## What you should do:
Pictures in the data below are not part of the copy; transcribe everything else exactly.

(Dataset entries on figures)
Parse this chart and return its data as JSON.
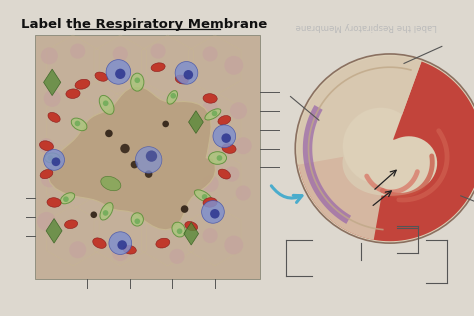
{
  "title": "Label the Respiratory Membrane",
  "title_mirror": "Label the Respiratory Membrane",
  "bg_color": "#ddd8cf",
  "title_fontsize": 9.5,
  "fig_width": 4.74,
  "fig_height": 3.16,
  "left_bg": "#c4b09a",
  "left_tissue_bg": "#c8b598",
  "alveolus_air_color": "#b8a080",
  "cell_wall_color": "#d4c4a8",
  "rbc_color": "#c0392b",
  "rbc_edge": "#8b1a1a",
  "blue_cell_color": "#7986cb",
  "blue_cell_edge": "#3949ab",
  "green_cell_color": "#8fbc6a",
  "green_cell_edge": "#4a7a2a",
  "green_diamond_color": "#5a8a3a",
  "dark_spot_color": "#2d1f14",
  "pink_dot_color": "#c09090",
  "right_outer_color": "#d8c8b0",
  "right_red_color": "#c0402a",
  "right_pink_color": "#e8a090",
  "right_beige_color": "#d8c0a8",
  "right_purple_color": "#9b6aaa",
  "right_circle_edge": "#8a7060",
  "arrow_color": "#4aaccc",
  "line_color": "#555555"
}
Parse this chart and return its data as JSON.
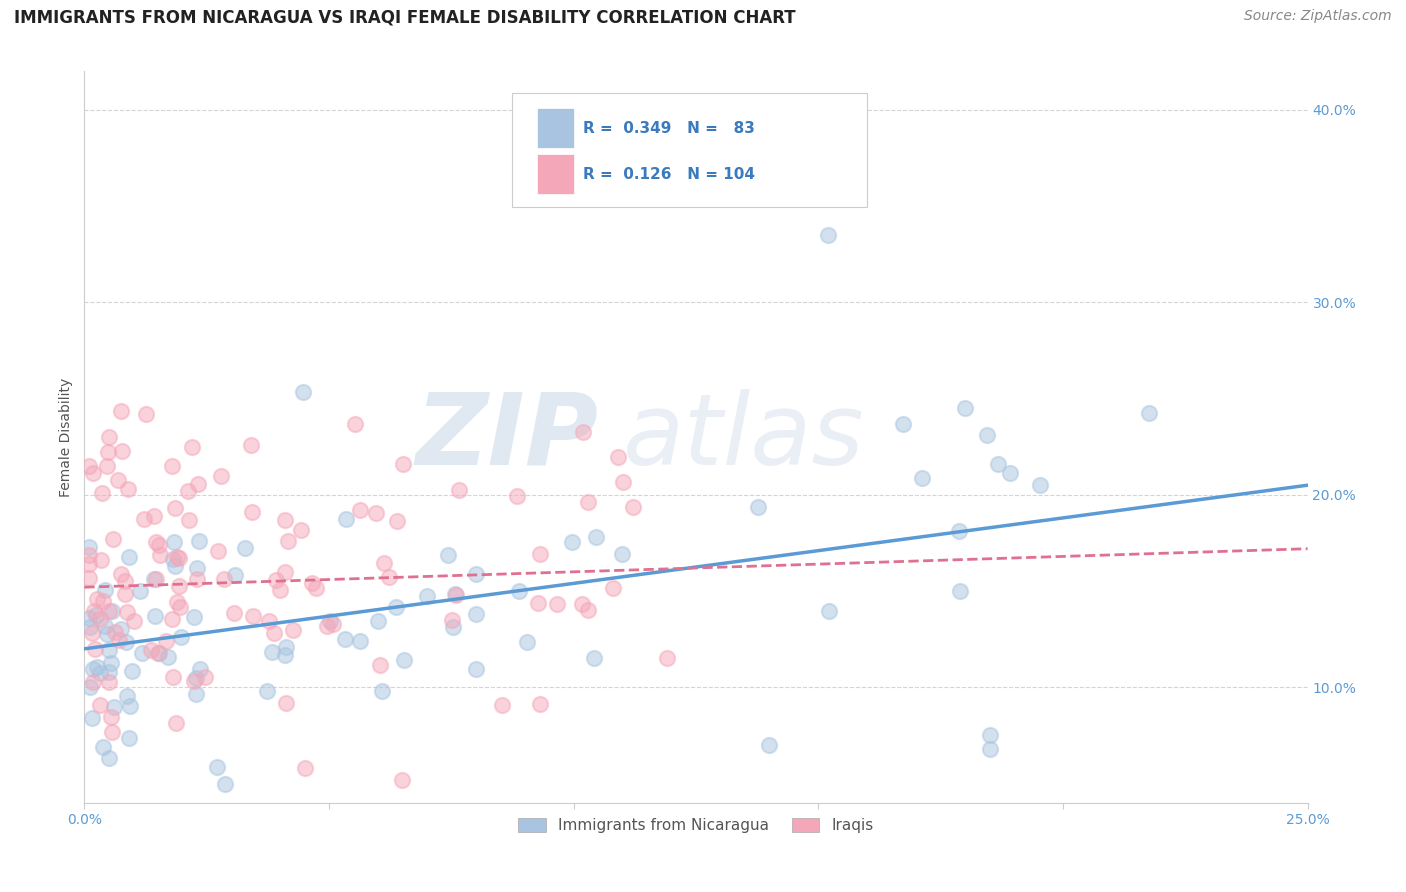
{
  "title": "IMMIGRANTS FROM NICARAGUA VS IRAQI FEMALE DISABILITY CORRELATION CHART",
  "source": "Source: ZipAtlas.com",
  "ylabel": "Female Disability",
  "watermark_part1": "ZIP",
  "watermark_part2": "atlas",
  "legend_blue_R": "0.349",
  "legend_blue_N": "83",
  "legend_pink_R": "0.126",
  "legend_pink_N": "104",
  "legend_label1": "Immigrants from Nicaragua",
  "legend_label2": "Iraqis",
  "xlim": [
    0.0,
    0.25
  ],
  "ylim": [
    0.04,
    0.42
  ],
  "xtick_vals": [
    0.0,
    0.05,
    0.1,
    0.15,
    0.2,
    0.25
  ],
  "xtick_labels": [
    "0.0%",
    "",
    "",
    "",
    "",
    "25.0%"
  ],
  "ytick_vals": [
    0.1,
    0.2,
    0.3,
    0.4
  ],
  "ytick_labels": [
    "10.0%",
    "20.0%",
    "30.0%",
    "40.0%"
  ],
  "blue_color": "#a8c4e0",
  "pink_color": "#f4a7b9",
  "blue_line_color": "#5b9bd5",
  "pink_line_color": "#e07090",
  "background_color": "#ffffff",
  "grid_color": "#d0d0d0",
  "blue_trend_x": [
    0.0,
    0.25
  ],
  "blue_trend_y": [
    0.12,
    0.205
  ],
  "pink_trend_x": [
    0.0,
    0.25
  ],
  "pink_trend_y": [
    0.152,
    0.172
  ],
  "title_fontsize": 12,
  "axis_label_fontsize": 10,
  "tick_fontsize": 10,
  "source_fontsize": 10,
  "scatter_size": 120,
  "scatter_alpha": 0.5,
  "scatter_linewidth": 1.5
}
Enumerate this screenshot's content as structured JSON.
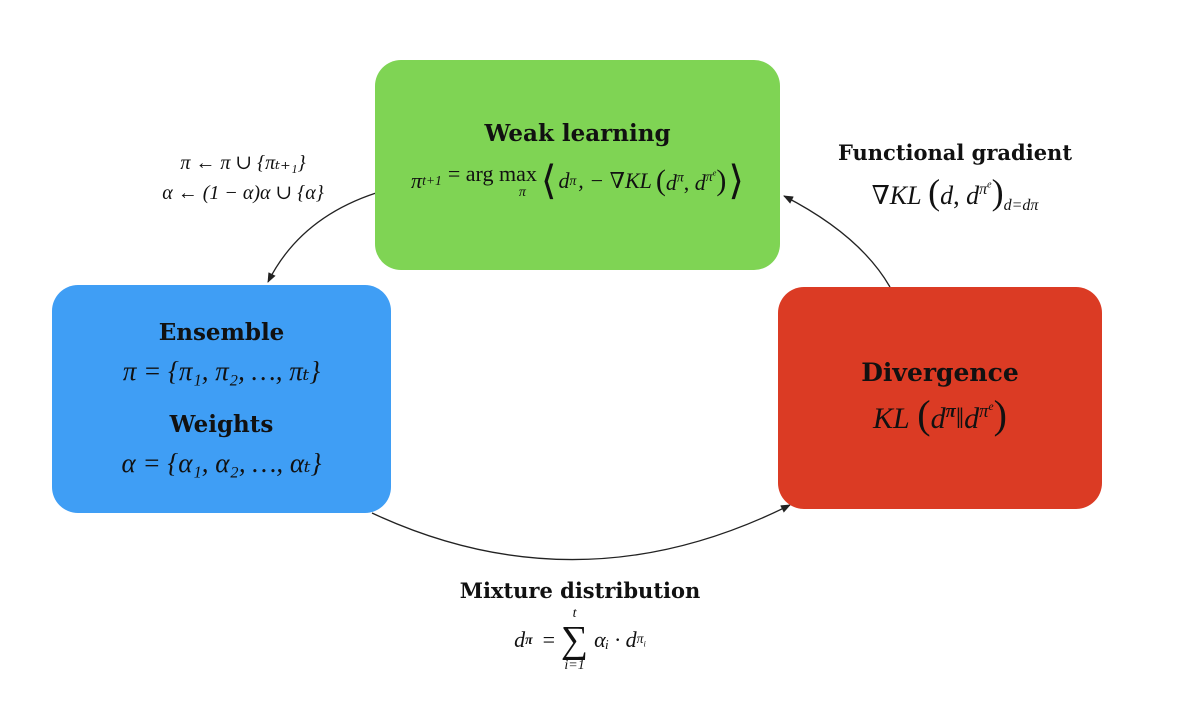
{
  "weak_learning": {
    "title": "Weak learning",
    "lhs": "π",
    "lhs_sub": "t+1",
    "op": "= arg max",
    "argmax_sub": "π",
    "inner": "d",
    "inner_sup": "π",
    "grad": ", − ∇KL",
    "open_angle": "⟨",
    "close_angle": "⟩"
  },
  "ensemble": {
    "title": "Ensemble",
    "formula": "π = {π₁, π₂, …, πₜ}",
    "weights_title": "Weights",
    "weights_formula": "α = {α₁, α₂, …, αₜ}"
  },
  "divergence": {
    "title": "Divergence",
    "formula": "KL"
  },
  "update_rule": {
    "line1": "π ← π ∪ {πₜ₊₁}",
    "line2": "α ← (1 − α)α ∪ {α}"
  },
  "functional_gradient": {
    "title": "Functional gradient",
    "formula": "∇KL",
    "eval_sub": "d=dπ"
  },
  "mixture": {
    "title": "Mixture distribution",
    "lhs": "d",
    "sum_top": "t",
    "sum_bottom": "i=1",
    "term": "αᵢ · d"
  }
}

## Task result:
Parse this chart and return its data as JSON.
{
  "title": "Label the Respiratory Membrane",
  "title_mirror": "Label the Respiratory Membrane",
  "bg_color": "#ddd8cf",
  "title_fontsize": 9.5,
  "fig_width": 4.74,
  "fig_height": 3.16,
  "left_bg": "#c4b09a",
  "left_tissue_bg": "#c8b598",
  "alveolus_air_color": "#b8a080",
  "cell_wall_color": "#d4c4a8",
  "rbc_color": "#c0392b",
  "rbc_edge": "#8b1a1a",
  "blue_cell_color": "#7986cb",
  "blue_cell_edge": "#3949ab",
  "green_cell_color": "#8fbc6a",
  "green_cell_edge": "#4a7a2a",
  "green_diamond_color": "#5a8a3a",
  "dark_spot_color": "#2d1f14",
  "pink_dot_color": "#c09090",
  "right_outer_color": "#d8c8b0",
  "right_red_color": "#c0402a",
  "right_pink_color": "#e8a090",
  "right_beige_color": "#d8c0a8",
  "right_purple_color": "#9b6aaa",
  "right_circle_edge": "#8a7060",
  "arrow_color": "#4aaccc",
  "line_color": "#555555"
}
Parse this chart and return its data as JSON.
{
  "title": "IMMIGRANTS FROM NICARAGUA VS IRAQI FEMALE DISABILITY CORRELATION CHART",
  "source": "Source: ZipAtlas.com",
  "ylabel": "Female Disability",
  "watermark_part1": "ZIP",
  "watermark_part2": "atlas",
  "legend_blue_R": "0.349",
  "legend_blue_N": "83",
  "legend_pink_R": "0.126",
  "legend_pink_N": "104",
  "legend_label1": "Immigrants from Nicaragua",
  "legend_label2": "Iraqis",
  "xlim": [
    0.0,
    0.25
  ],
  "ylim": [
    0.04,
    0.42
  ],
  "xtick_vals": [
    0.0,
    0.05,
    0.1,
    0.15,
    0.2,
    0.25
  ],
  "xtick_labels": [
    "0.0%",
    "",
    "",
    "",
    "",
    "25.0%"
  ],
  "ytick_vals": [
    0.1,
    0.2,
    0.3,
    0.4
  ],
  "ytick_labels": [
    "10.0%",
    "20.0%",
    "30.0%",
    "40.0%"
  ],
  "blue_color": "#a8c4e0",
  "pink_color": "#f4a7b9",
  "blue_line_color": "#5b9bd5",
  "pink_line_color": "#e07090",
  "background_color": "#ffffff",
  "grid_color": "#d0d0d0",
  "blue_trend_x": [
    0.0,
    0.25
  ],
  "blue_trend_y": [
    0.12,
    0.205
  ],
  "pink_trend_x": [
    0.0,
    0.25
  ],
  "pink_trend_y": [
    0.152,
    0.172
  ],
  "title_fontsize": 12,
  "axis_label_fontsize": 10,
  "tick_fontsize": 10,
  "source_fontsize": 10,
  "scatter_size": 120,
  "scatter_alpha": 0.5,
  "scatter_linewidth": 1.5
}
Enumerate this screenshot's content as structured JSON.
{
  "weak_learning": {
    "title": "Weak learning",
    "lhs": "π",
    "lhs_sub": "t+1",
    "op": "= arg max",
    "argmax_sub": "π",
    "inner": "d",
    "inner_sup": "π",
    "grad": ", − ∇KL",
    "open_angle": "⟨",
    "close_angle": "⟩"
  },
  "ensemble": {
    "title": "Ensemble",
    "formula": "π = {π₁, π₂, …, πₜ}",
    "weights_title": "Weights",
    "weights_formula": "α = {α₁, α₂, …, αₜ}"
  },
  "divergence": {
    "title": "Divergence",
    "formula": "KL"
  },
  "update_rule": {
    "line1": "π ← π ∪ {πₜ₊₁}",
    "line2": "α ← (1 − α)α ∪ {α}"
  },
  "functional_gradient": {
    "title": "Functional gradient",
    "formula": "∇KL",
    "eval_sub": "d=dπ"
  },
  "mixture": {
    "title": "Mixture distribution",
    "lhs": "d",
    "sum_top": "t",
    "sum_bottom": "i=1",
    "term": "αᵢ · d"
  }
}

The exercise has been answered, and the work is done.